REQUIRED TASK 1 →
In the datadotworld excerpt, which directory is the only one you can write to in AWS Lambda?
REQUIRED TASK 2 →
Repeat the part of the datadotworld excerpt starting at "However, ChainConfig seems" and ending at "from other configs.".
REQUIRED TASK 3 →
Which environment variables does the datadotworld excerpt name?

EXCERPT TO READ →
::::::::::

The crash happens at datadotworld.config:FileConfig.__init__, at the line

os.makedirs(path.dirname(self._config_file_path))

The reason of this is that the single directory you can write at in AWS Lambda is /tmp. Note the environment variables (DW_AUTH_TOKEN, DW_CACHE_DIR, DW_TMP_DIR) were correctly (as can be seen from the following) configured in Lambda panel, and the two latter ones were pointed to /tmp/dw_cache/ and /tmp/dw_tmp/ directories, respectively.

Thus, we expect DW to look into environment variables but it still reaches out to the readonly filesystem. The mechanism of this is located at datadotworld._get_instance() function.

Manual solution is straightforward: we can use dw.DataDotWorld(config=dw.EnvConfig()).load_dataset(...) - that works perfectly.

However, ChainConfig seems to be built specifically for use cases like this, with the intention of automatically guessing what config to use without unwanted side effects from other configs.

Automatic Solution, step 1: FileConfig operations. This pull request moves over the FS-dependent code into a function of FileConfig and wraps self._config_parser into a lazy property. A test (however clumsy) is written. Proves to work with AWS Lambda, but not to the full extent. It crashes:

...

::::::::::

RAW DATA →
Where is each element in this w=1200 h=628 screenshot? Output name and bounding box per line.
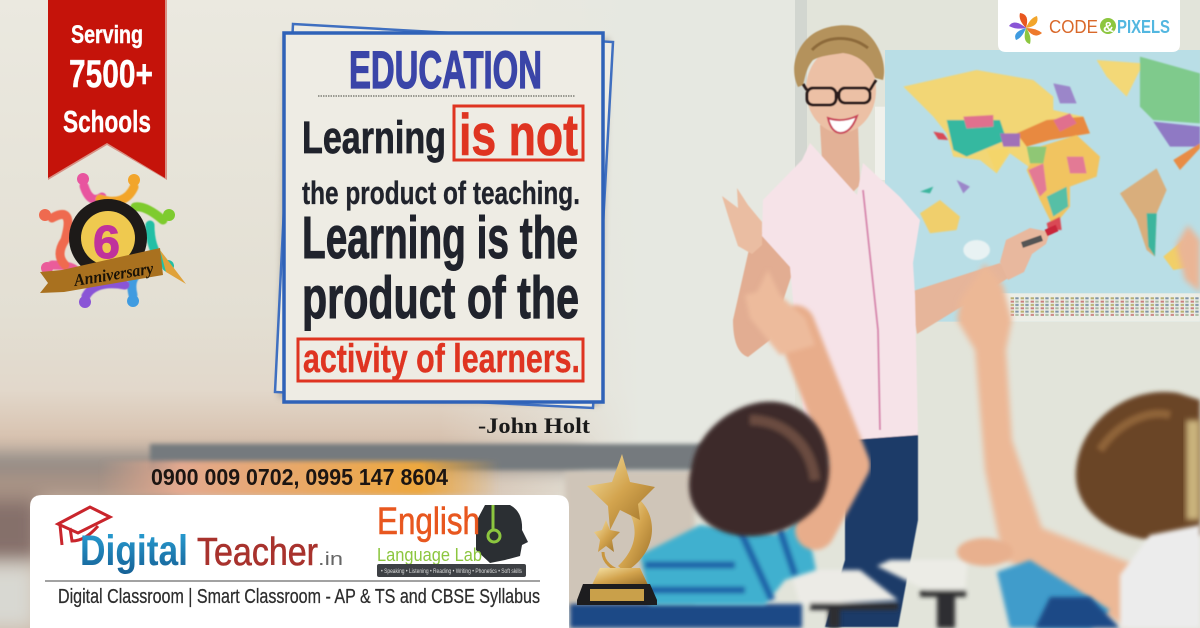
background: classroom wall	[0, 0, 807, 628]
marker in hand	[1022, 238, 1042, 245]
teacher trousers	[825, 432, 918, 627]
logo: english language lab: Language Lab	[377, 545, 482, 565]
highlight: activity of learners: activity of learners.	[303, 337, 580, 381]
card paper	[275, 24, 613, 408]
marker tip	[1046, 228, 1057, 233]
card shadow	[278, 36, 610, 406]
logo: english language lab: English	[377, 501, 480, 543]
second child hand	[1176, 225, 1200, 292]
quote line 2: the product of teaching.	[302, 175, 580, 211]
tagline: Digital Classroom | Smart Classroom - AP & TS and CBSE Syllabus	[58, 586, 540, 608]
teacher raised arm	[733, 232, 795, 357]
teacher shirt	[762, 143, 920, 440]
badge: 6th anniversary: 6	[93, 216, 120, 268]
world map	[875, 50, 1200, 322]
child shirt blue	[997, 560, 1110, 628]
desk centre	[790, 570, 898, 628]
teacher hand	[722, 188, 762, 254]
phone numbers	[100, 461, 500, 495]
logo: english language lab: • Speaking • Listening • Reading • Writing • Phonetics • Soft skills	[381, 568, 523, 575]
mortarboard	[58, 507, 110, 545]
boy hand	[745, 270, 815, 355]
child fist on desk	[957, 538, 1013, 566]
heading: education: EDUCATION	[349, 41, 542, 100]
teacher neck	[820, 125, 860, 195]
boy striped shirt	[640, 515, 816, 605]
card blue frame	[284, 33, 603, 402]
child hair	[1076, 392, 1200, 540]
teacher smile	[828, 116, 857, 133]
ribbon: serving 7500+ schools: Schools	[63, 104, 151, 139]
child blonde head edge	[1186, 420, 1200, 520]
logo: code and pixels: PIXELS	[1117, 17, 1170, 37]
ribbon: serving 7500+ schools	[48, 0, 167, 180]
chair back	[570, 604, 802, 628]
teacher pointing hand	[1000, 228, 1050, 280]
quote line 3: Learning is the	[302, 205, 578, 271]
logo: digital teacher: Digital	[80, 527, 188, 575]
quote line 4: product of the	[302, 265, 579, 331]
logo: code and pixels: &	[1103, 19, 1114, 36]
trophy	[577, 454, 657, 605]
logo: code and pixels: CODE	[1049, 17, 1098, 37]
badge people figures	[52, 186, 163, 296]
logo: code and pixels	[998, 0, 1180, 52]
logo: digital teacher: .in	[318, 549, 343, 569]
desk right	[877, 560, 968, 628]
logo: digital teacher: Teacher	[197, 531, 318, 574]
logo panel	[30, 495, 569, 628]
boy raised arm	[745, 270, 850, 530]
boy hair	[689, 402, 829, 536]
quote card	[275, 24, 613, 408]
child raised arm	[957, 264, 1135, 626]
badge: 6th anniversary: Anniversary	[72, 259, 155, 290]
ribbon: serving 7500+ schools: Serving	[71, 21, 143, 49]
child shirt white	[1120, 525, 1200, 628]
ribbon: serving 7500+ schools: 7500+	[69, 53, 153, 96]
teacher glasses	[803, 80, 876, 105]
teacher	[722, 25, 1057, 627]
highlight: is not: is not	[459, 103, 578, 168]
pinwheel icon	[1009, 13, 1042, 44]
phone numbers: 0900 009 0702, 0995 147 8604	[151, 464, 448, 490]
students	[570, 225, 1200, 628]
logo: english language lab	[377, 501, 528, 577]
teacher head	[806, 47, 876, 133]
child chair	[1035, 597, 1120, 628]
teacher hair	[794, 25, 884, 87]
logo: digital teacher	[58, 507, 343, 575]
head silhouette	[476, 505, 528, 563]
attribution: -John Holt	[478, 413, 591, 438]
quote line 1: Learning	[302, 112, 446, 163]
teacher arm pointing at map	[910, 263, 1010, 334]
badge: 6th anniversary	[39, 173, 186, 308]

::::::::::

EXERCISE RESPONSE 1 →
/tmp

EXERCISE RESPONSE 2 →
However, ChainConfig seems to be built specifically for use cases like this, with the intention of automatically guessing what config to use without unwanted side effects from other configs.

EXERCISE RESPONSE 3 →
DW_AUTH_TOKEN, DW_CACHE_DIR, DW_TMP_DIR